Repeat each line word for word.

___ Exercise materials

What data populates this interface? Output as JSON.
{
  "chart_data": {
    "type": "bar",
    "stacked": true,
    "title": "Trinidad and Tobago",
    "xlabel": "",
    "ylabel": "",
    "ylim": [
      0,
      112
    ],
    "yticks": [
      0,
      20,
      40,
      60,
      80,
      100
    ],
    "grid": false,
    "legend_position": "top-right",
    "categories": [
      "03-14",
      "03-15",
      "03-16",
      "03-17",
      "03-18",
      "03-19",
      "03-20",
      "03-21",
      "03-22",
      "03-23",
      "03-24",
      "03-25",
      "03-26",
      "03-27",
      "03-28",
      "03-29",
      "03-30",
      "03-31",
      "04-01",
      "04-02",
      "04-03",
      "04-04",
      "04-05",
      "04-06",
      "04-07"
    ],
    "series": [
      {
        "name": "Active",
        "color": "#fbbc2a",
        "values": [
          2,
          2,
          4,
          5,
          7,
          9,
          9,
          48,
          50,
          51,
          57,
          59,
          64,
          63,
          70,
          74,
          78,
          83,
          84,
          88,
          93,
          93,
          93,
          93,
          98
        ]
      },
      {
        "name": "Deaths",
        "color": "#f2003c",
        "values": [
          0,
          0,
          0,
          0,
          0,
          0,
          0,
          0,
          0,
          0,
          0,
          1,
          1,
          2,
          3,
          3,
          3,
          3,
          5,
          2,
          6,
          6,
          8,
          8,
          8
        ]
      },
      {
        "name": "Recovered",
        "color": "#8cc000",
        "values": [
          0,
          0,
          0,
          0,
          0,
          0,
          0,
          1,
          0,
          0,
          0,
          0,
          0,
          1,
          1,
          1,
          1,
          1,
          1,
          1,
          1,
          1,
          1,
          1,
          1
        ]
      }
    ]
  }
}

______

Written reply
What data populates this interface? Output as JSON.
{
  "chart_data": {
    "type": "bar",
    "stacked": true,
    "title": "Trinidad and Tobago",
    "xlabel": "",
    "ylabel": "",
    "ylim": [
      0,
      112
    ],
    "yticks": [
      0,
      20,
      40,
      60,
      80,
      100
    ],
    "grid": false,
    "legend_position": "top-right",
    "categories": [
      "03-14",
      "03-15",
      "03-16",
      "03-17",
      "03-18",
      "03-19",
      "03-20",
      "03-21",
      "03-22",
      "03-23",
      "03-24",
      "03-25",
      "03-26",
      "03-27",
      "03-28",
      "03-29",
      "03-30",
      "03-31",
      "04-01",
      "04-02",
      "04-03",
      "04-04",
      "04-05",
      "04-06",
      "04-07"
    ],
    "series": [
      {
        "name": "Active",
        "color": "#fbbc2a",
        "values": [
          2,
          2,
          4,
          5,
          7,
          9,
          9,
          48,
          50,
          51,
          57,
          59,
          64,
          63,
          70,
          74,
          78,
          83,
          84,
          88,
          93,
          93,
          93,
          93,
          98
        ]
      },
      {
        "name": "Deaths",
        "color": "#f2003c",
        "values": [
          0,
          0,
          0,
          0,
          0,
          0,
          0,
          0,
          0,
          0,
          0,
          1,
          1,
          2,
          3,
          3,
          3,
          3,
          5,
          2,
          6,
          6,
          8,
          8,
          8
        ]
      },
      {
        "name": "Recovered",
        "color": "#8cc000",
        "values": [
          0,
          0,
          0,
          0,
          0,
          0,
          0,
          1,
          0,
          0,
          0,
          0,
          0,
          1,
          1,
          1,
          1,
          1,
          1,
          1,
          1,
          1,
          1,
          1,
          1
        ]
      }
    ]
  }
}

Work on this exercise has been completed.